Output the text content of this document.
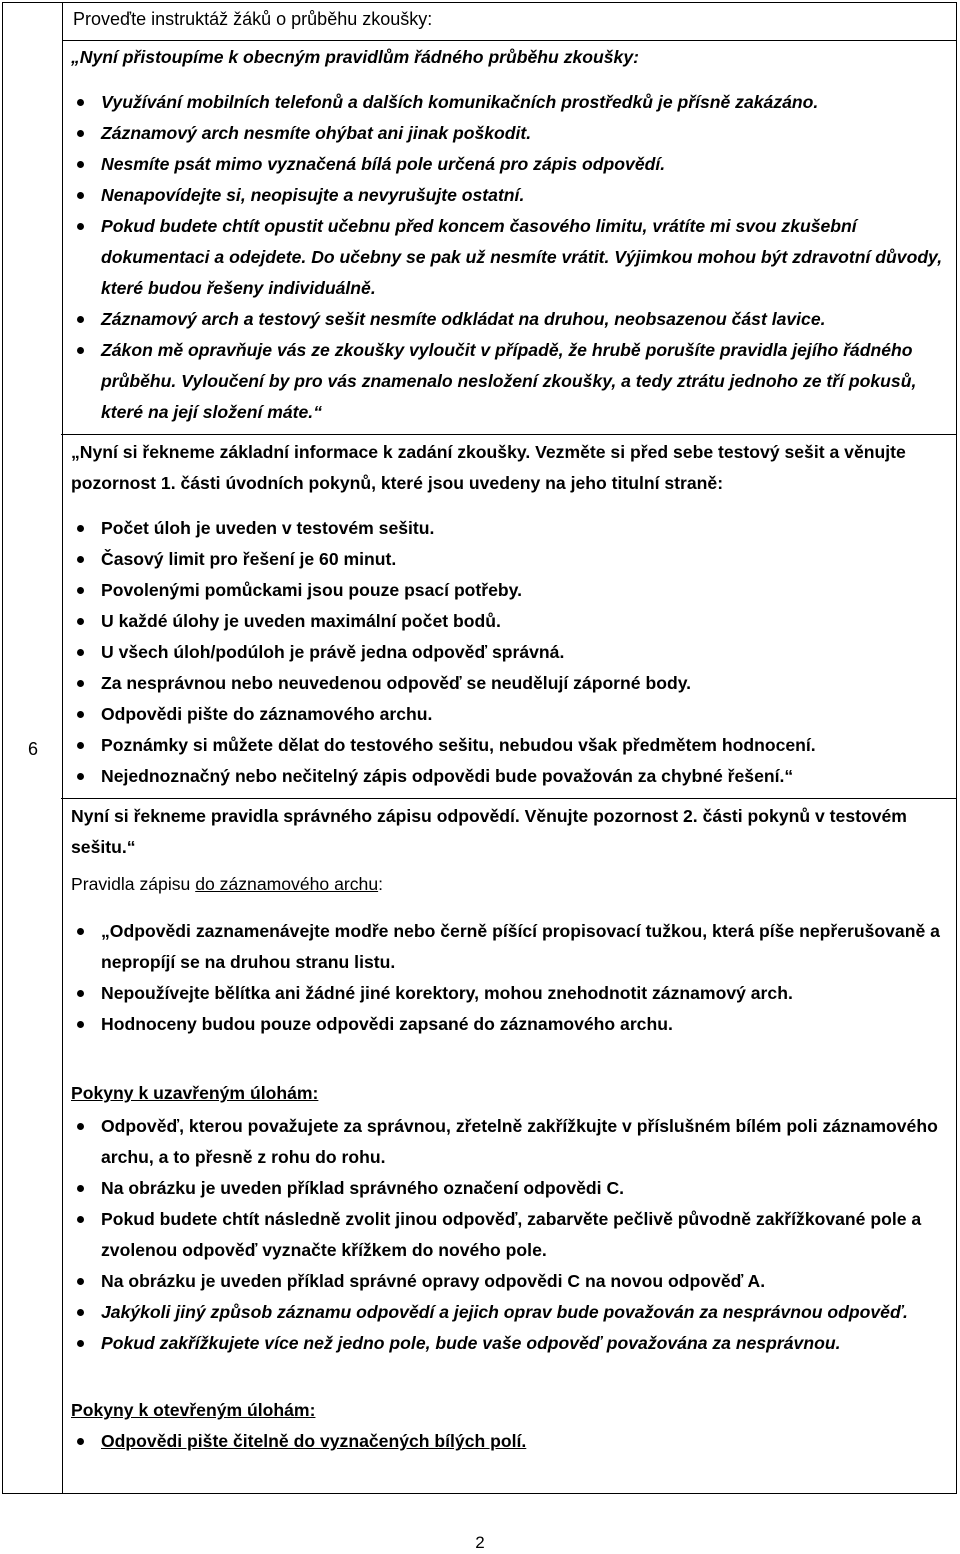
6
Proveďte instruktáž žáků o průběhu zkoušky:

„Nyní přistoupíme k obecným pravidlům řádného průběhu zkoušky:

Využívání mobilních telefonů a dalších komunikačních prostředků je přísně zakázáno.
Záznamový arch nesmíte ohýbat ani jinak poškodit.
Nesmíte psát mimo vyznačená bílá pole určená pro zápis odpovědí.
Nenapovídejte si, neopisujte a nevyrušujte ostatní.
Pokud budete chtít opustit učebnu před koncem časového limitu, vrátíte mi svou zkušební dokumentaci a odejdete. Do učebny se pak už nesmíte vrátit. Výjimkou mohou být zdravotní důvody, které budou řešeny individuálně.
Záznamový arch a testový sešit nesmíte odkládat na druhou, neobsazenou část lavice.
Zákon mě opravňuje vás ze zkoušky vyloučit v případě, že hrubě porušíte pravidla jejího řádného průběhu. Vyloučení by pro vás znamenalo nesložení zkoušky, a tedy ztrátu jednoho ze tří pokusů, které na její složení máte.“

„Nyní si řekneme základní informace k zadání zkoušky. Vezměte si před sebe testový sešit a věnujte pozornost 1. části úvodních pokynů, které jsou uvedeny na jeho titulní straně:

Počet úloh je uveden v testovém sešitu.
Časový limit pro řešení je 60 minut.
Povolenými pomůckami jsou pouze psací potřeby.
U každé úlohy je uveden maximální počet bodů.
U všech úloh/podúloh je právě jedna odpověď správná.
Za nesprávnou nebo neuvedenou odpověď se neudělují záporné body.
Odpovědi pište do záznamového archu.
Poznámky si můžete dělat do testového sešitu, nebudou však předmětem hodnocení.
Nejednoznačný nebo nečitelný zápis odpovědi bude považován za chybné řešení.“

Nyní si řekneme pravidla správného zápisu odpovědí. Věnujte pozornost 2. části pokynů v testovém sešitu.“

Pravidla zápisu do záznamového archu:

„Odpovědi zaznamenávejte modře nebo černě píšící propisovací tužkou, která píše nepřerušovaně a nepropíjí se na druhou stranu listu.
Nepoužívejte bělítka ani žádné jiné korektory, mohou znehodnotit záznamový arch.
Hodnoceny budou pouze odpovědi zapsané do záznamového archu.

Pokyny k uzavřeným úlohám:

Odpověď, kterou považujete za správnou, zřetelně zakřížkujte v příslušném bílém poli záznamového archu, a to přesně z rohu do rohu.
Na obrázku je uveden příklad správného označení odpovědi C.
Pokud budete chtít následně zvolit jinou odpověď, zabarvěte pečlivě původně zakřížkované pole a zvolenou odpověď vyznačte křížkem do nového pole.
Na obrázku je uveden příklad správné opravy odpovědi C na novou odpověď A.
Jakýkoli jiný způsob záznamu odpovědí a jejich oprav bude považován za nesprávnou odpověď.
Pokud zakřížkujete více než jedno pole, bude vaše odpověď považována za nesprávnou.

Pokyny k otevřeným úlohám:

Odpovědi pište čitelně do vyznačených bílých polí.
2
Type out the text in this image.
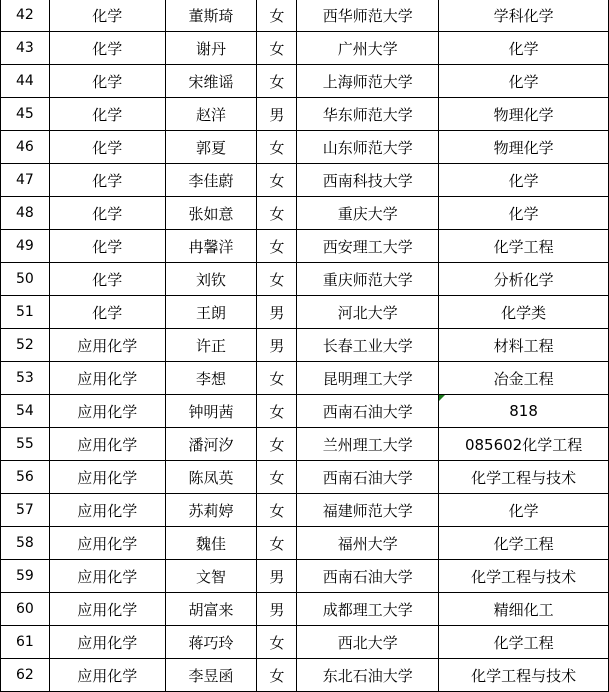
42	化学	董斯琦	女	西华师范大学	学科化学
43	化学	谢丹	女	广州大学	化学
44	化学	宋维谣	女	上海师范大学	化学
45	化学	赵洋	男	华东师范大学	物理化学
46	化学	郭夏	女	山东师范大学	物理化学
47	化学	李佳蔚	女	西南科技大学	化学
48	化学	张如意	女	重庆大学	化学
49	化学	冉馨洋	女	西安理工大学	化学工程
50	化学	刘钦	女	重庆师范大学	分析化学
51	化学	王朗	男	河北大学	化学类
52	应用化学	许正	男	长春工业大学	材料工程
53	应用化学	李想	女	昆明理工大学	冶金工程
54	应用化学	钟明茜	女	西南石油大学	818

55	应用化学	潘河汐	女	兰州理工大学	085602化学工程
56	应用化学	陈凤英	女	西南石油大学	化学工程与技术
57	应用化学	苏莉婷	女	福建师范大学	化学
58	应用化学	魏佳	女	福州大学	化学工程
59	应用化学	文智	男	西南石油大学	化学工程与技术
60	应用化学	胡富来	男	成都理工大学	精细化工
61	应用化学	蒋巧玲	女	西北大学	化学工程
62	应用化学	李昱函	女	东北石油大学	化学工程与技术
________________________
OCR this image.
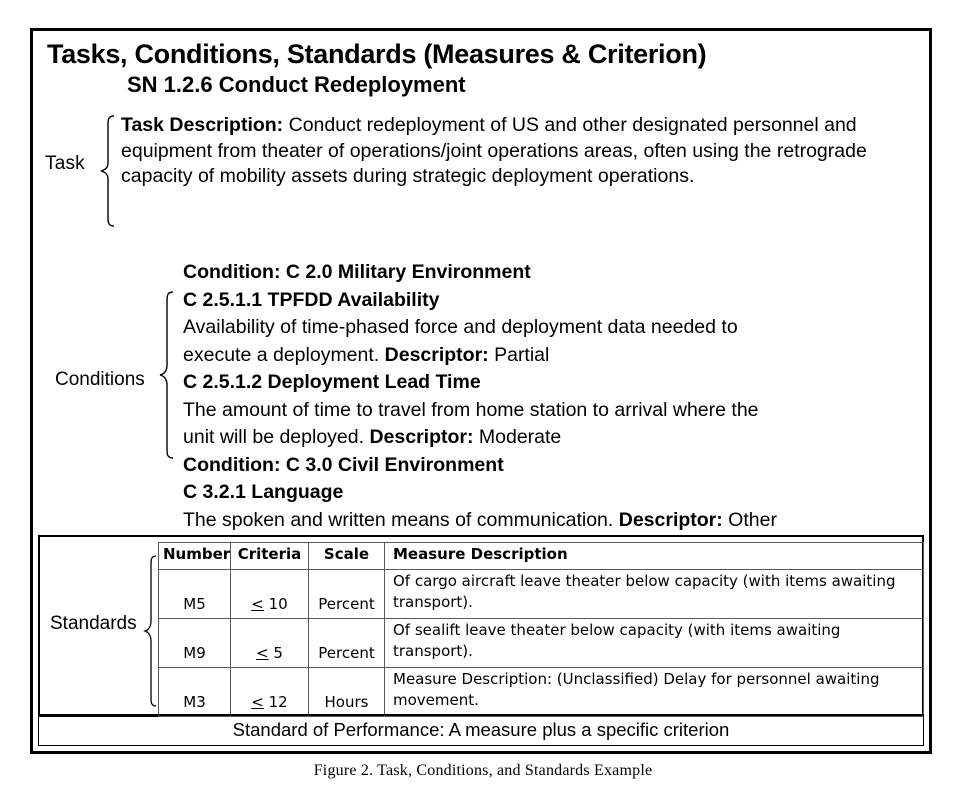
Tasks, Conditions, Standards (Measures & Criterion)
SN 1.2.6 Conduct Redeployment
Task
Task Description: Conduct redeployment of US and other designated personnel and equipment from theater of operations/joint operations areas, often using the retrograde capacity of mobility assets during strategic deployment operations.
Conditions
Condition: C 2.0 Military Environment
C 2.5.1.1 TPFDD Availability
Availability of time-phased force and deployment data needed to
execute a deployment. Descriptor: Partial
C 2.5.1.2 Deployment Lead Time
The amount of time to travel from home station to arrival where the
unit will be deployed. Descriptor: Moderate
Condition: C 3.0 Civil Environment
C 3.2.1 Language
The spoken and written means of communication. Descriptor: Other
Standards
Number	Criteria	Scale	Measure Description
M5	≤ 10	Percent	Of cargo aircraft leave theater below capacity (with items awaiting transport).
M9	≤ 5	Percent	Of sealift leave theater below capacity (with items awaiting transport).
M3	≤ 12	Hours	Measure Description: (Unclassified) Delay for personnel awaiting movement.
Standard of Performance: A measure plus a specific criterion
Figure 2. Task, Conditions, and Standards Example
________________________
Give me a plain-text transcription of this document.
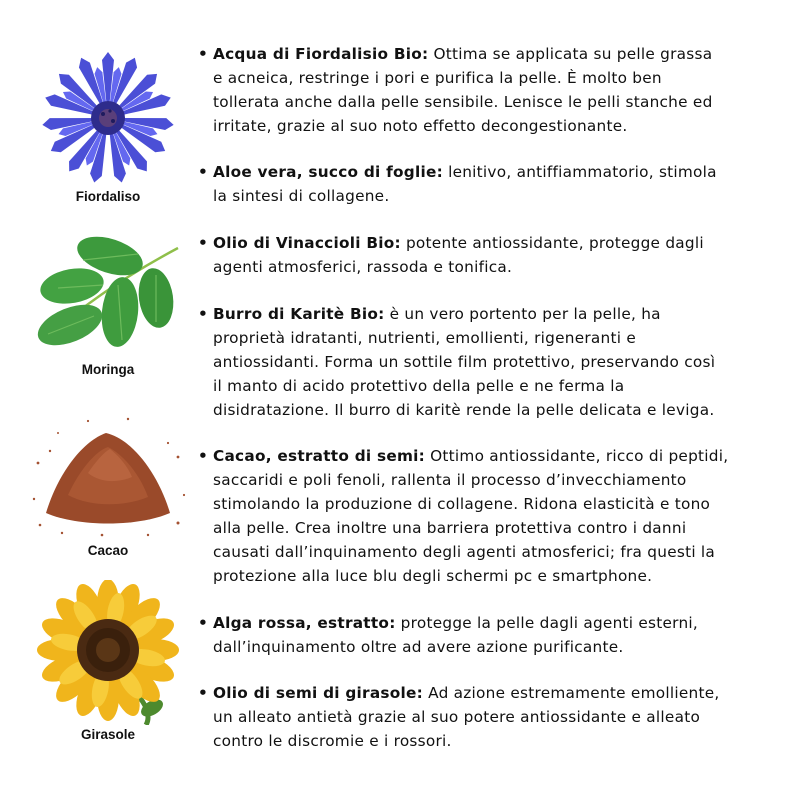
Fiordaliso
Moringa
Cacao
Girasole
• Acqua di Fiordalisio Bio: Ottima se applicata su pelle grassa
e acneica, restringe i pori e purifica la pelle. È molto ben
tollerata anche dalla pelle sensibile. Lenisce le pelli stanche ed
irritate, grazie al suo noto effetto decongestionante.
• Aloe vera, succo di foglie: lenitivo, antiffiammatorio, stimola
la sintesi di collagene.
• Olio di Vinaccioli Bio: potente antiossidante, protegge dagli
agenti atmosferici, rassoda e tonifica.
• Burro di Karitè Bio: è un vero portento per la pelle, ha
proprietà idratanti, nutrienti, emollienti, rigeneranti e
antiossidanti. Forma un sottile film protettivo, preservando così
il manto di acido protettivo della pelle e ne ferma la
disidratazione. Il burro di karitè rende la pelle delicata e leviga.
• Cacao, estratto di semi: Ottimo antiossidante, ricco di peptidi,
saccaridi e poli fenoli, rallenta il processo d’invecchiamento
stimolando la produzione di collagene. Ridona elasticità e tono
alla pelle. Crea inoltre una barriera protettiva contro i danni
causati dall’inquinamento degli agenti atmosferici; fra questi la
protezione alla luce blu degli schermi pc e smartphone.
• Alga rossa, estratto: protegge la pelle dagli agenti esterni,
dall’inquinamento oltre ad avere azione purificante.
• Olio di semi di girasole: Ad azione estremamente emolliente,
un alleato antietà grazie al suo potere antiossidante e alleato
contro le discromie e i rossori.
________________________
# What the exercise asks:
Check each line of the entries above for the word "pelle". List the ones that have it.

# Worked answer:
• Acqua di Fiordalisio Bio: Ottima se applicata su pelle grassa
e acneica, restringe i pori e purifica la pelle. È molto ben
tollerata anche dalla pelle sensibile. Lenisce le pelli stanche ed
• Burro di Karitè Bio: è un vero portento per la pelle, ha
il manto di acido protettivo della pelle e ne ferma la
disidratazione. Il burro di karitè rende la pelle delicata e leviga.
alla pelle. Crea inoltre una barriera protettiva contro i danni
• Alga rossa, estratto: protegge la pelle dagli agenti esterni,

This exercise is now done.